▶ [Task brief]: Output the entries word for word. Omit images.

▶ [Excerpted data]:
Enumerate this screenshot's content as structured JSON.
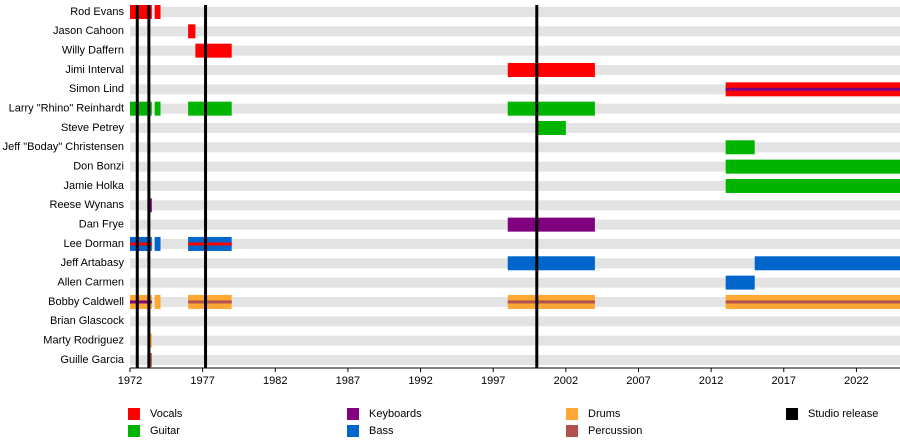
{
  "chart_data": {
    "type": "timeline",
    "categories": [
      "Rod Evans",
      "Jason Cahoon",
      "Willy Daffern",
      "Jimi Interval",
      "Simon Lind",
      "Larry \"Rhino\" Reinhardt",
      "Steve Petrey",
      "Jeff \"Boday\" Christensen",
      "Don Bonzi",
      "Jamie Holka",
      "Reese Wynans",
      "Dan Frye",
      "Lee Dorman",
      "Jeff Artabasy",
      "Allen Carmen",
      "Bobby Caldwell",
      "Brian Glascock",
      "Marty Rodriguez",
      "Guille Garcia"
    ],
    "xlim": [
      1972,
      2025
    ],
    "xticks": [
      1972,
      1977,
      1982,
      1987,
      1992,
      1997,
      2002,
      2007,
      2012,
      2017,
      2022
    ],
    "series": [
      {
        "name": "Vocals",
        "color": "#ff0000",
        "bars": [
          {
            "row": 0,
            "start": 1972,
            "end": 1973.5
          },
          {
            "row": 0,
            "start": 1973.7,
            "end": 1974.1
          },
          {
            "row": 1,
            "start": 1976,
            "end": 1976.5
          },
          {
            "row": 2,
            "start": 1976.5,
            "end": 1979
          },
          {
            "row": 3,
            "start": 1998,
            "end": 2004
          },
          {
            "row": 4,
            "start": 2013,
            "end": 2025
          }
        ],
        "stripes": [
          {
            "row": 12,
            "start": 1972,
            "end": 1973.5
          },
          {
            "row": 12,
            "start": 1976,
            "end": 1979
          }
        ]
      },
      {
        "name": "Guitar",
        "color": "#00b400",
        "bars": [
          {
            "row": 5,
            "start": 1972,
            "end": 1973.5
          },
          {
            "row": 5,
            "start": 1973.7,
            "end": 1974.1
          },
          {
            "row": 5,
            "start": 1976,
            "end": 1979
          },
          {
            "row": 5,
            "start": 1998,
            "end": 2004
          },
          {
            "row": 6,
            "start": 2000,
            "end": 2002
          },
          {
            "row": 7,
            "start": 2013,
            "end": 2015
          },
          {
            "row": 8,
            "start": 2013,
            "end": 2025
          },
          {
            "row": 9,
            "start": 2013,
            "end": 2025
          }
        ],
        "stripes": []
      },
      {
        "name": "Keyboards",
        "color": "#800080",
        "bars": [
          {
            "row": 10,
            "start": 1973.2,
            "end": 1973.5
          },
          {
            "row": 11,
            "start": 1998,
            "end": 2004
          }
        ],
        "stripes": [
          {
            "row": 4,
            "start": 2013,
            "end": 2025
          },
          {
            "row": 15,
            "start": 1972,
            "end": 1973.5
          }
        ]
      },
      {
        "name": "Bass",
        "color": "#0066cc",
        "bars": [
          {
            "row": 12,
            "start": 1972,
            "end": 1973.5
          },
          {
            "row": 12,
            "start": 1973.7,
            "end": 1974.1
          },
          {
            "row": 12,
            "start": 1976,
            "end": 1979
          },
          {
            "row": 13,
            "start": 1998,
            "end": 2004
          },
          {
            "row": 13,
            "start": 2015,
            "end": 2025
          },
          {
            "row": 14,
            "start": 2013,
            "end": 2015
          }
        ],
        "stripes": []
      },
      {
        "name": "Drums",
        "color": "#ffa733",
        "bars": [
          {
            "row": 15,
            "start": 1972,
            "end": 1973.5
          },
          {
            "row": 15,
            "start": 1973.7,
            "end": 1974.1
          },
          {
            "row": 15,
            "start": 1976,
            "end": 1979
          },
          {
            "row": 15,
            "start": 1998,
            "end": 2004
          },
          {
            "row": 15,
            "start": 2013,
            "end": 2025
          },
          {
            "row": 16,
            "start": 1973.2,
            "end": 1973.4
          },
          {
            "row": 17,
            "start": 1973.3,
            "end": 1973.5
          }
        ],
        "stripes": []
      },
      {
        "name": "Percussion",
        "color": "#b25050",
        "bars": [
          {
            "row": 18,
            "start": 1973.2,
            "end": 1973.5
          }
        ],
        "stripes": [
          {
            "row": 15,
            "start": 1976,
            "end": 1979
          },
          {
            "row": 15,
            "start": 1998,
            "end": 2004
          },
          {
            "row": 15,
            "start": 2013,
            "end": 2025
          }
        ]
      }
    ],
    "releases": {
      "name": "Studio release",
      "color": "#000000",
      "values": [
        1972.5,
        1973.3,
        1977.2,
        2000
      ]
    }
  }
}
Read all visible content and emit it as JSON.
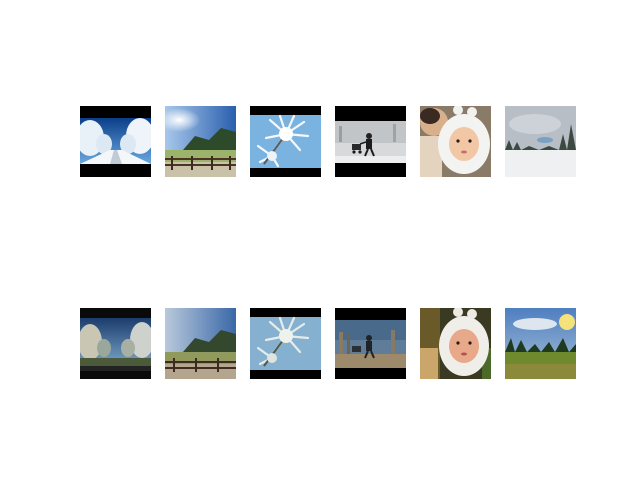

▶ [Task answer]:
Enumerate this screenshot's content as structured JSON.
{
  "chart_data": {
    "type": "timeline",
    "categories": [
      "Rod Evans",
      "Jason Cahoon",
      "Willy Daffern",
      "Jimi Interval",
      "Simon Lind",
      "Larry \"Rhino\" Reinhardt",
      "Steve Petrey",
      "Jeff \"Boday\" Christensen",
      "Don Bonzi",
      "Jamie Holka",
      "Reese Wynans",
      "Dan Frye",
      "Lee Dorman",
      "Jeff Artabasy",
      "Allen Carmen",
      "Bobby Caldwell",
      "Brian Glascock",
      "Marty Rodriguez",
      "Guille Garcia"
    ],
    "xlim": [
      1972,
      2025
    ],
    "xticks": [
      1972,
      1977,
      1982,
      1987,
      1992,
      1997,
      2002,
      2007,
      2012,
      2017,
      2022
    ],
    "series": [
      {
        "name": "Vocals",
        "color": "#ff0000",
        "bars": [
          {
            "row": 0,
            "start": 1972,
            "end": 1973.5
          },
          {
            "row": 0,
            "start": 1973.7,
            "end": 1974.1
          },
          {
            "row": 1,
            "start": 1976,
            "end": 1976.5
          },
          {
            "row": 2,
            "start": 1976.5,
            "end": 1979
          },
          {
            "row": 3,
            "start": 1998,
            "end": 2004
          },
          {
            "row": 4,
            "start": 2013,
            "end": 2025
          }
        ],
        "stripes": [
          {
            "row": 12,
            "start": 1972,
            "end": 1973.5
          },
          {
            "row": 12,
            "start": 1976,
            "end": 1979
          }
        ]
      },
      {
        "name": "Guitar",
        "color": "#00b400",
        "bars": [
          {
            "row": 5,
            "start": 1972,
            "end": 1973.5
          },
          {
            "row": 5,
            "start": 1973.7,
            "end": 1974.1
          },
          {
            "row": 5,
            "start": 1976,
            "end": 1979
          },
          {
            "row": 5,
            "start": 1998,
            "end": 2004
          },
          {
            "row": 6,
            "start": 2000,
            "end": 2002
          },
          {
            "row": 7,
            "start": 2013,
            "end": 2015
          },
          {
            "row": 8,
            "start": 2013,
            "end": 2025
          },
          {
            "row": 9,
            "start": 2013,
            "end": 2025
          }
        ],
        "stripes": []
      },
      {
        "name": "Keyboards",
        "color": "#800080",
        "bars": [
          {
            "row": 10,
            "start": 1973.2,
            "end": 1973.5
          },
          {
            "row": 11,
            "start": 1998,
            "end": 2004
          }
        ],
        "stripes": [
          {
            "row": 4,
            "start": 2013,
            "end": 2025
          },
          {
            "row": 15,
            "start": 1972,
            "end": 1973.5
          }
        ]
      },
      {
        "name": "Bass",
        "color": "#0066cc",
        "bars": [
          {
            "row": 12,
            "start": 1972,
            "end": 1973.5
          },
          {
            "row": 12,
            "start": 1973.7,
            "end": 1974.1
          },
          {
            "row": 12,
            "start": 1976,
            "end": 1979
          },
          {
            "row": 13,
            "start": 1998,
            "end": 2004
          },
          {
            "row": 13,
            "start": 2015,
            "end": 2025
          },
          {
            "row": 14,
            "start": 2013,
            "end": 2015
          }
        ],
        "stripes": []
      },
      {
        "name": "Drums",
        "color": "#ffa733",
        "bars": [
          {
            "row": 15,
            "start": 1972,
            "end": 1973.5
          },
          {
            "row": 15,
            "start": 1973.7,
            "end": 1974.1
          },
          {
            "row": 15,
            "start": 1976,
            "end": 1979
          },
          {
            "row": 15,
            "start": 1998,
            "end": 2004
          },
          {
            "row": 15,
            "start": 2013,
            "end": 2025
          },
          {
            "row": 16,
            "start": 1973.2,
            "end": 1973.4
          },
          {
            "row": 17,
            "start": 1973.3,
            "end": 1973.5
          }
        ],
        "stripes": []
      },
      {
        "name": "Percussion",
        "color": "#b25050",
        "bars": [
          {
            "row": 18,
            "start": 1973.2,
            "end": 1973.5
          }
        ],
        "stripes": [
          {
            "row": 15,
            "start": 1976,
            "end": 1979
          },
          {
            "row": 15,
            "start": 1998,
            "end": 2004
          },
          {
            "row": 15,
            "start": 2013,
            "end": 2025
          }
        ]
      }
    ],
    "releases": {
      "name": "Studio release",
      "color": "#000000",
      "values": [
        1972.5,
        1973.3,
        1977.2,
        2000
      ]
    }
  }
}
Read all visible content and emit it as JSON.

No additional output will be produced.